Repeat, exactly and completely, the material that follows. Omit the pictures.

• SUPPLIED RECORDS:
========================

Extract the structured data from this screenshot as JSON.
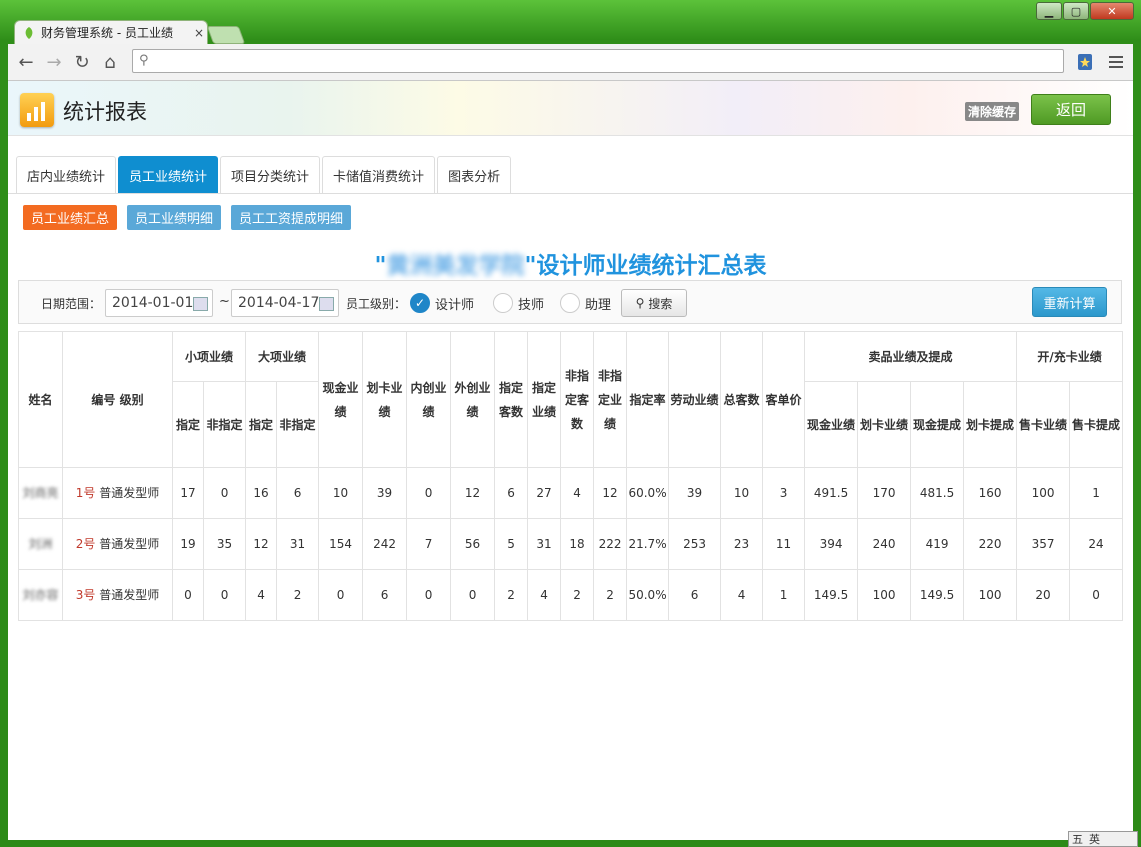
{
  "browser": {
    "tab_title": "财务管理系统 - 员工业绩",
    "tab_close": "×",
    "address": "",
    "min_glyph": "▁",
    "max_glyph": "▢",
    "close_glyph": "✕"
  },
  "header": {
    "title": "统计报表",
    "clear_cache": "清除缓存",
    "back": "返回"
  },
  "tabs": [
    {
      "label": "店内业绩统计",
      "active": false
    },
    {
      "label": "员工业绩统计",
      "active": true
    },
    {
      "label": "项目分类统计",
      "active": false
    },
    {
      "label": "卡储值消费统计",
      "active": false
    },
    {
      "label": "图表分析",
      "active": false
    }
  ],
  "subbuttons": [
    {
      "label": "员工业绩汇总",
      "active": true
    },
    {
      "label": "员工业绩明细",
      "active": false
    },
    {
      "label": "员工工资提成明细",
      "active": false
    }
  ],
  "report": {
    "quote_open": "\"",
    "org_name": "黄洲美发学院",
    "quote_close": "\"",
    "title_suffix": "设计师业绩统计汇总表"
  },
  "filter": {
    "date_label": "日期范围：",
    "date_from": "2014-01-01",
    "tilde": "~",
    "date_to": "2014-04-17",
    "level_label": "员工级别：",
    "levels": [
      {
        "label": "设计师",
        "checked": true
      },
      {
        "label": "技师",
        "checked": false
      },
      {
        "label": "助理",
        "checked": false
      }
    ],
    "search": "搜索",
    "recalc": "重新计算"
  },
  "table": {
    "headers": {
      "name": "姓名",
      "id_level": "编号 级别",
      "small": "小项业绩",
      "big": "大项业绩",
      "cash": "现金业绩",
      "card": "划卡业绩",
      "inner": "内创业绩",
      "outer": "外创业绩",
      "assign_cust": "指定客数",
      "assign_perf": "指定业绩",
      "nonassign_cust": "非指定客数",
      "nonassign_perf": "非指定业绩",
      "assign_rate": "指定率",
      "labor": "劳动业绩",
      "total_cust": "总客数",
      "unit_price": "客单价",
      "product": "卖品业绩及提成",
      "cardsale": "开/充卡业绩",
      "sub_assign": "指定",
      "sub_nonassign": "非指定",
      "prod_cash": "现金业绩",
      "prod_card": "划卡业绩",
      "prod_cash_comm": "现金提成",
      "prod_card_comm": "划卡提成",
      "card_sale_perf": "售卡业绩",
      "card_sale_comm": "售卡提成"
    },
    "rows": [
      {
        "name": "刘商亮",
        "num": "1号",
        "level": "普通发型师",
        "small_a": "17",
        "small_n": "0",
        "big_a": "16",
        "big_n": "6",
        "cash": "10",
        "card": "39",
        "inner": "0",
        "outer": "12",
        "ac": "6",
        "ap": "27",
        "nc": "4",
        "np": "12",
        "rate": "60.0%",
        "labor": "39",
        "total": "10",
        "unit": "3",
        "pc": "491.5",
        "pk": "170",
        "pcc": "481.5",
        "pkc": "160",
        "sp": "100",
        "sc": "1"
      },
      {
        "name": "刘洲",
        "num": "2号",
        "level": "普通发型师",
        "small_a": "19",
        "small_n": "35",
        "big_a": "12",
        "big_n": "31",
        "cash": "154",
        "card": "242",
        "inner": "7",
        "outer": "56",
        "ac": "5",
        "ap": "31",
        "nc": "18",
        "np": "222",
        "rate": "21.7%",
        "labor": "253",
        "total": "23",
        "unit": "11",
        "pc": "394",
        "pk": "240",
        "pcc": "419",
        "pkc": "220",
        "sp": "357",
        "sc": "24"
      },
      {
        "name": "刘亦容",
        "num": "3号",
        "level": "普通发型师",
        "small_a": "0",
        "small_n": "0",
        "big_a": "4",
        "big_n": "2",
        "cash": "0",
        "card": "6",
        "inner": "0",
        "outer": "0",
        "ac": "2",
        "ap": "4",
        "nc": "2",
        "np": "2",
        "rate": "50.0%",
        "labor": "6",
        "total": "4",
        "unit": "1",
        "pc": "149.5",
        "pk": "100",
        "pcc": "149.5",
        "pkc": "100",
        "sp": "20",
        "sc": "0"
      }
    ]
  },
  "ime": {
    "a": "五",
    "b": "英"
  },
  "colors": {
    "accent": "#0f8ed0",
    "orange": "#f36b21",
    "green": "#4f9a24",
    "title_blue": "#2093de"
  }
}
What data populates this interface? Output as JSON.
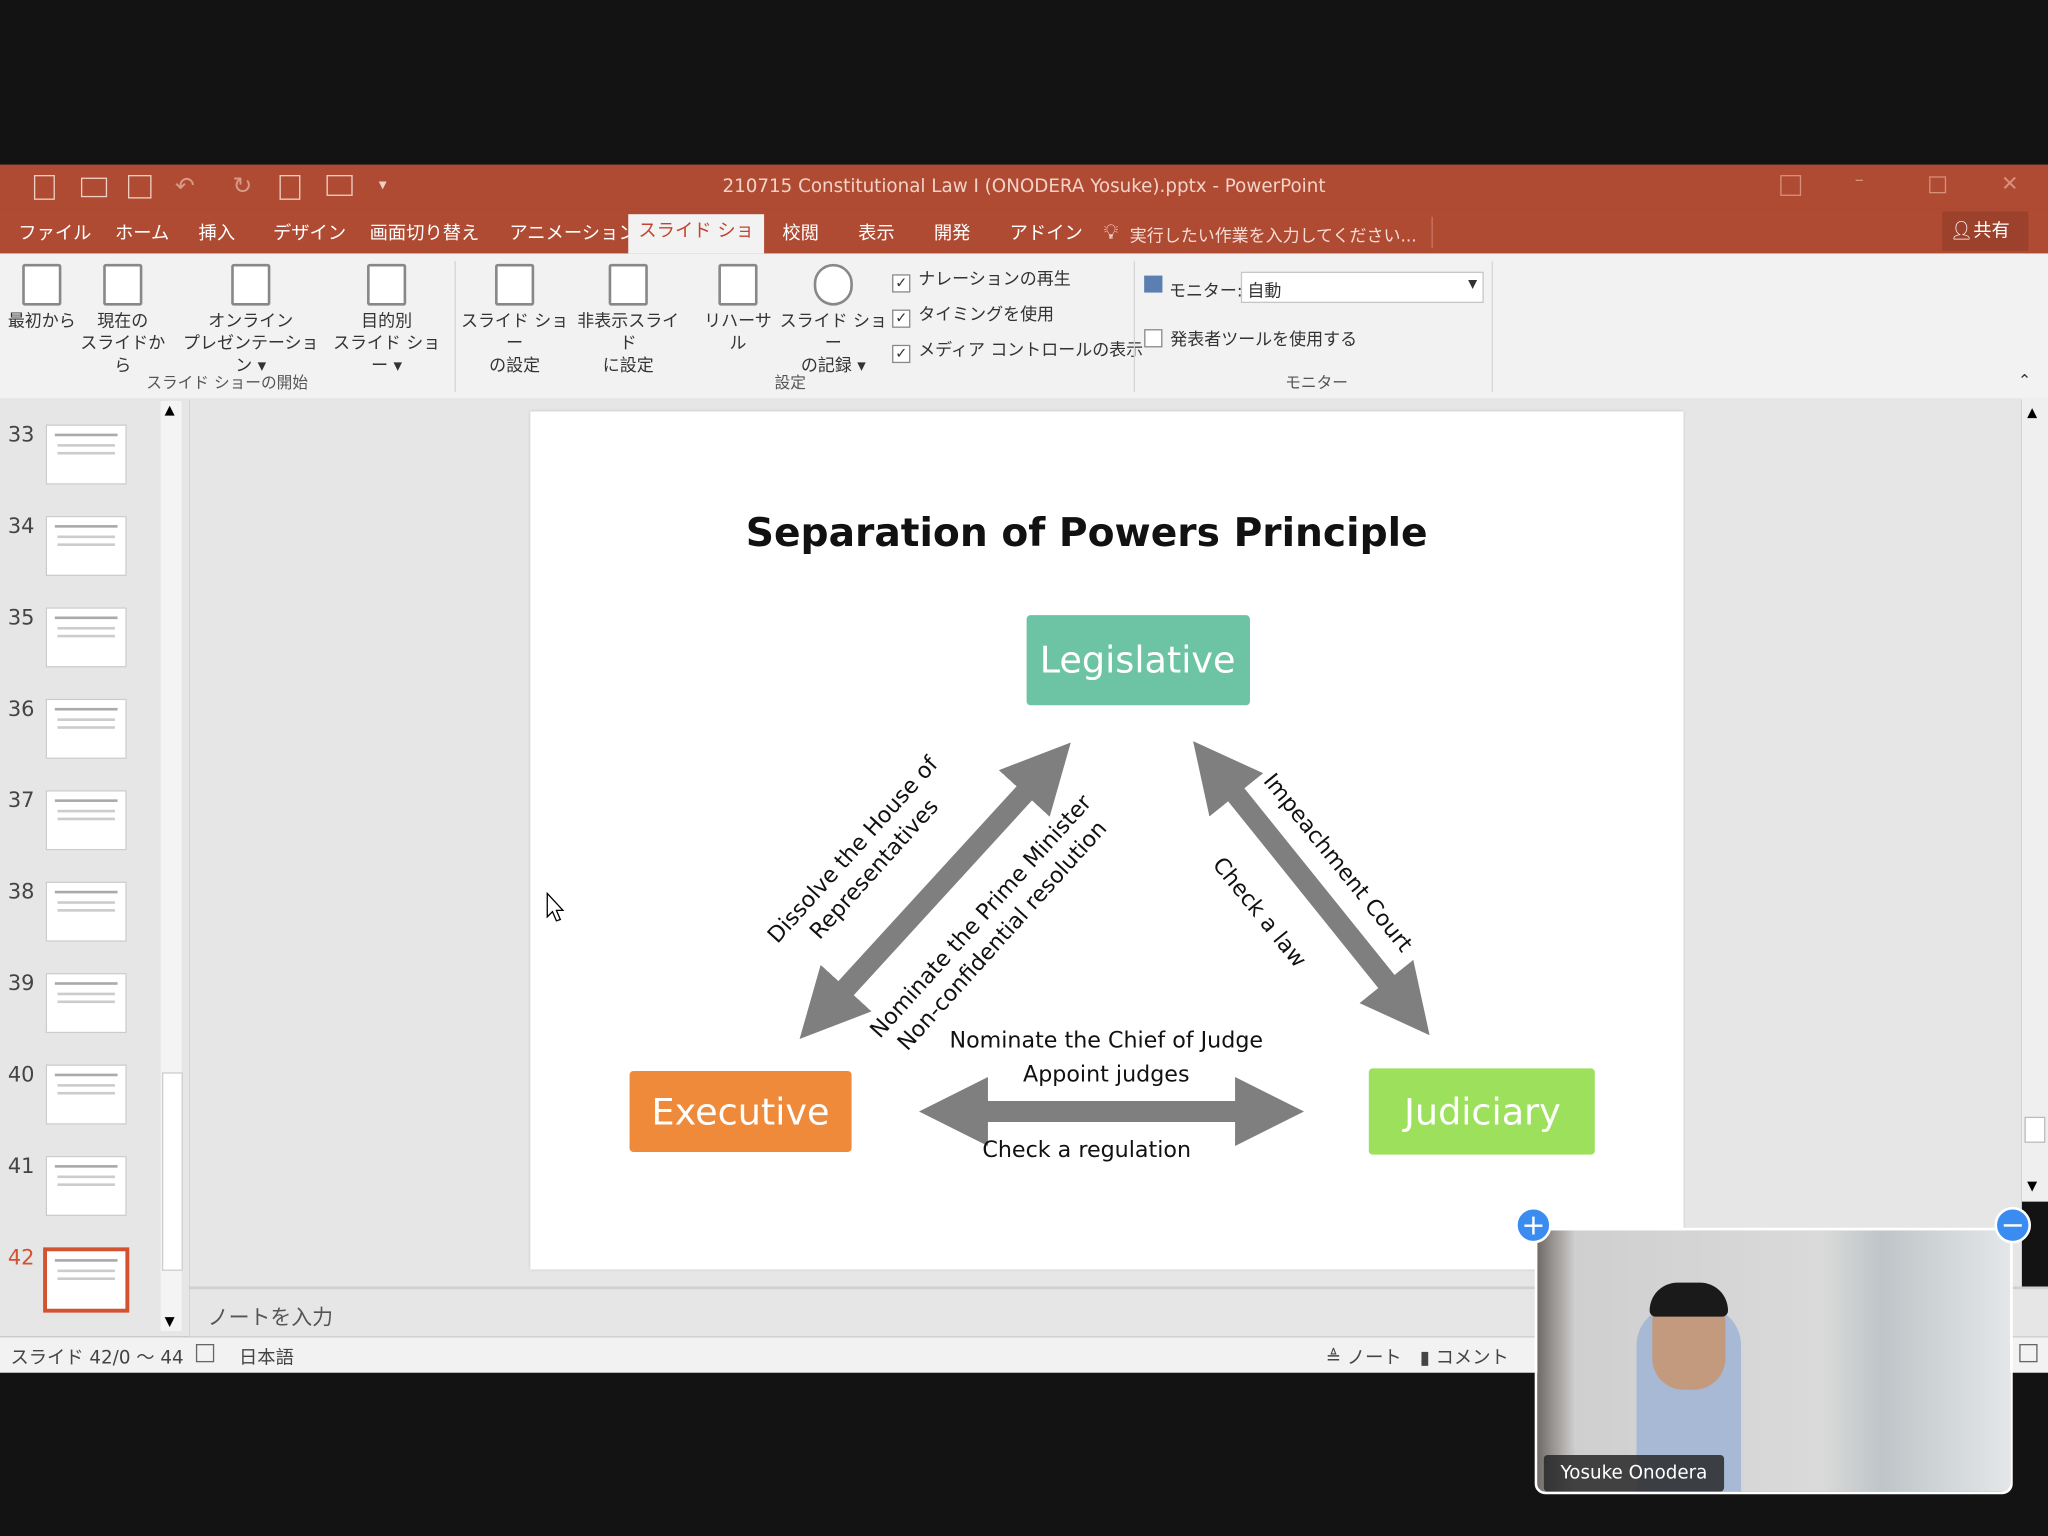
{
  "window": {
    "title": "210715 Constitutional Law I (ONODERA Yosuke).pptx - PowerPoint",
    "share": "共有",
    "tell_me": "実行したい作業を入力してください..."
  },
  "tabs": [
    "ファイル",
    "ホーム",
    "挿入",
    "デザイン",
    "画面切り替え",
    "アニメーション",
    "スライド ショー",
    "校閲",
    "表示",
    "開発",
    "アドイン"
  ],
  "active_tab": "スライド ショー",
  "ribbon": {
    "start": {
      "from_beginning": "最初から",
      "from_current_1": "現在の",
      "from_current_2": "スライドから",
      "online_1": "オンライン",
      "online_2": "プレゼンテーション ▾",
      "custom_1": "目的別",
      "custom_2": "スライド ショー ▾",
      "group": "スライド ショーの開始"
    },
    "setup": {
      "setup_1": "スライド ショー",
      "setup_2": "の設定",
      "hide_1": "非表示スライド",
      "hide_2": "に設定",
      "rehearse": "リハーサル",
      "record_1": "スライド ショー",
      "record_2": "の記録 ▾",
      "narration": "ナレーションの再生",
      "timing": "タイミングを使用",
      "media": "メディア コントロールの表示",
      "group": "設定"
    },
    "monitor": {
      "label": "モニター:",
      "value": "自動",
      "presenter": "発表者ツールを使用する",
      "group": "モニター"
    }
  },
  "slides": {
    "numbers": [
      "33",
      "34",
      "35",
      "36",
      "37",
      "38",
      "39",
      "40",
      "41",
      "42"
    ],
    "selected": "42"
  },
  "slide": {
    "title": "Separation of Powers Principle",
    "legislative": "Legislative",
    "executive": "Executive",
    "judiciary": "Judiciary",
    "dissolve_1": "Dissolve the House of",
    "dissolve_2": "Representatives",
    "nominate_pm": "Nominate the Prime Minister",
    "nonconf": "Non-confidential resolution",
    "impeach": "Impeachment Court",
    "check_law": "Check a law",
    "chief": "Nominate the Chief of Judge",
    "appoint": "Appoint judges",
    "check_reg": "Check a regulation",
    "colors": {
      "legislative": "#6cc4a4",
      "executive": "#ef8a3a",
      "judiciary": "#9de05c",
      "arrow": "#7f7f7f"
    }
  },
  "notes": {
    "placeholder": "ノートを入力"
  },
  "status": {
    "slide": "スライド 42/0 ～ 44",
    "lang": "日本語",
    "notes": "ノート",
    "comments": "コメント"
  },
  "video": {
    "name": "Yosuke Onodera"
  }
}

========================

• THE COMPLETED TASK:
Extract the structured data from this screenshot as JSON.
{
  "browser": {
    "tab_title": "财务管理系统 - 员工业绩",
    "tab_close": "×",
    "address": "",
    "min_glyph": "▁",
    "max_glyph": "▢",
    "close_glyph": "✕"
  },
  "header": {
    "title": "统计报表",
    "clear_cache": "清除缓存",
    "back": "返回"
  },
  "tabs": [
    {
      "label": "店内业绩统计",
      "active": false
    },
    {
      "label": "员工业绩统计",
      "active": true
    },
    {
      "label": "项目分类统计",
      "active": false
    },
    {
      "label": "卡储值消费统计",
      "active": false
    },
    {
      "label": "图表分析",
      "active": false
    }
  ],
  "subbuttons": [
    {
      "label": "员工业绩汇总",
      "active": true
    },
    {
      "label": "员工业绩明细",
      "active": false
    },
    {
      "label": "员工工资提成明细",
      "active": false
    }
  ],
  "report": {
    "quote_open": "\"",
    "org_name": "黄洲美发学院",
    "quote_close": "\"",
    "title_suffix": "设计师业绩统计汇总表"
  },
  "filter": {
    "date_label": "日期范围：",
    "date_from": "2014-01-01",
    "tilde": "~",
    "date_to": "2014-04-17",
    "level_label": "员工级别：",
    "levels": [
      {
        "label": "设计师",
        "checked": true
      },
      {
        "label": "技师",
        "checked": false
      },
      {
        "label": "助理",
        "checked": false
      }
    ],
    "search": "搜索",
    "recalc": "重新计算"
  },
  "table": {
    "headers": {
      "name": "姓名",
      "id_level": "编号 级别",
      "small": "小项业绩",
      "big": "大项业绩",
      "cash": "现金业绩",
      "card": "划卡业绩",
      "inner": "内创业绩",
      "outer": "外创业绩",
      "assign_cust": "指定客数",
      "assign_perf": "指定业绩",
      "nonassign_cust": "非指定客数",
      "nonassign_perf": "非指定业绩",
      "assign_rate": "指定率",
      "labor": "劳动业绩",
      "total_cust": "总客数",
      "unit_price": "客单价",
      "product": "卖品业绩及提成",
      "cardsale": "开/充卡业绩",
      "sub_assign": "指定",
      "sub_nonassign": "非指定",
      "prod_cash": "现金业绩",
      "prod_card": "划卡业绩",
      "prod_cash_comm": "现金提成",
      "prod_card_comm": "划卡提成",
      "card_sale_perf": "售卡业绩",
      "card_sale_comm": "售卡提成"
    },
    "rows": [
      {
        "name": "刘商亮",
        "num": "1号",
        "level": "普通发型师",
        "small_a": "17",
        "small_n": "0",
        "big_a": "16",
        "big_n": "6",
        "cash": "10",
        "card": "39",
        "inner": "0",
        "outer": "12",
        "ac": "6",
        "ap": "27",
        "nc": "4",
        "np": "12",
        "rate": "60.0%",
        "labor": "39",
        "total": "10",
        "unit": "3",
        "pc": "491.5",
        "pk": "170",
        "pcc": "481.5",
        "pkc": "160",
        "sp": "100",
        "sc": "1"
      },
      {
        "name": "刘洲",
        "num": "2号",
        "level": "普通发型师",
        "small_a": "19",
        "small_n": "35",
        "big_a": "12",
        "big_n": "31",
        "cash": "154",
        "card": "242",
        "inner": "7",
        "outer": "56",
        "ac": "5",
        "ap": "31",
        "nc": "18",
        "np": "222",
        "rate": "21.7%",
        "labor": "253",
        "total": "23",
        "unit": "11",
        "pc": "394",
        "pk": "240",
        "pcc": "419",
        "pkc": "220",
        "sp": "357",
        "sc": "24"
      },
      {
        "name": "刘亦容",
        "num": "3号",
        "level": "普通发型师",
        "small_a": "0",
        "small_n": "0",
        "big_a": "4",
        "big_n": "2",
        "cash": "0",
        "card": "6",
        "inner": "0",
        "outer": "0",
        "ac": "2",
        "ap": "4",
        "nc": "2",
        "np": "2",
        "rate": "50.0%",
        "labor": "6",
        "total": "4",
        "unit": "1",
        "pc": "149.5",
        "pk": "100",
        "pcc": "149.5",
        "pkc": "100",
        "sp": "20",
        "sc": "0"
      }
    ]
  },
  "ime": {
    "a": "五",
    "b": "英"
  },
  "colors": {
    "accent": "#0f8ed0",
    "orange": "#f36b21",
    "green": "#4f9a24",
    "title_blue": "#2093de"
  }
}
What data populates this interface? Output as JSON.
{
  "window": {
    "title": "210715 Constitutional Law I (ONODERA Yosuke).pptx - PowerPoint",
    "share": "共有",
    "tell_me": "実行したい作業を入力してください..."
  },
  "tabs": [
    "ファイル",
    "ホーム",
    "挿入",
    "デザイン",
    "画面切り替え",
    "アニメーション",
    "スライド ショー",
    "校閲",
    "表示",
    "開発",
    "アドイン"
  ],
  "active_tab": "スライド ショー",
  "ribbon": {
    "start": {
      "from_beginning": "最初から",
      "from_current_1": "現在の",
      "from_current_2": "スライドから",
      "online_1": "オンライン",
      "online_2": "プレゼンテーション ▾",
      "custom_1": "目的別",
      "custom_2": "スライド ショー ▾",
      "group": "スライド ショーの開始"
    },
    "setup": {
      "setup_1": "スライド ショー",
      "setup_2": "の設定",
      "hide_1": "非表示スライド",
      "hide_2": "に設定",
      "rehearse": "リハーサル",
      "record_1": "スライド ショー",
      "record_2": "の記録 ▾",
      "narration": "ナレーションの再生",
      "timing": "タイミングを使用",
      "media": "メディア コントロールの表示",
      "group": "設定"
    },
    "monitor": {
      "label": "モニター:",
      "value": "自動",
      "presenter": "発表者ツールを使用する",
      "group": "モニター"
    }
  },
  "slides": {
    "numbers": [
      "33",
      "34",
      "35",
      "36",
      "37",
      "38",
      "39",
      "40",
      "41",
      "42"
    ],
    "selected": "42"
  },
  "slide": {
    "title": "Separation of Powers Principle",
    "legislative": "Legislative",
    "executive": "Executive",
    "judiciary": "Judiciary",
    "dissolve_1": "Dissolve the House of",
    "dissolve_2": "Representatives",
    "nominate_pm": "Nominate the Prime Minister",
    "nonconf": "Non-confidential resolution",
    "impeach": "Impeachment Court",
    "check_law": "Check a law",
    "chief": "Nominate the Chief of Judge",
    "appoint": "Appoint judges",
    "check_reg": "Check a regulation",
    "colors": {
      "legislative": "#6cc4a4",
      "executive": "#ef8a3a",
      "judiciary": "#9de05c",
      "arrow": "#7f7f7f"
    }
  },
  "notes": {
    "placeholder": "ノートを入力"
  },
  "status": {
    "slide": "スライド 42/0 ～ 44",
    "lang": "日本語",
    "notes": "ノート",
    "comments": "コメント"
  },
  "video": {
    "name": "Yosuke Onodera"
  }
}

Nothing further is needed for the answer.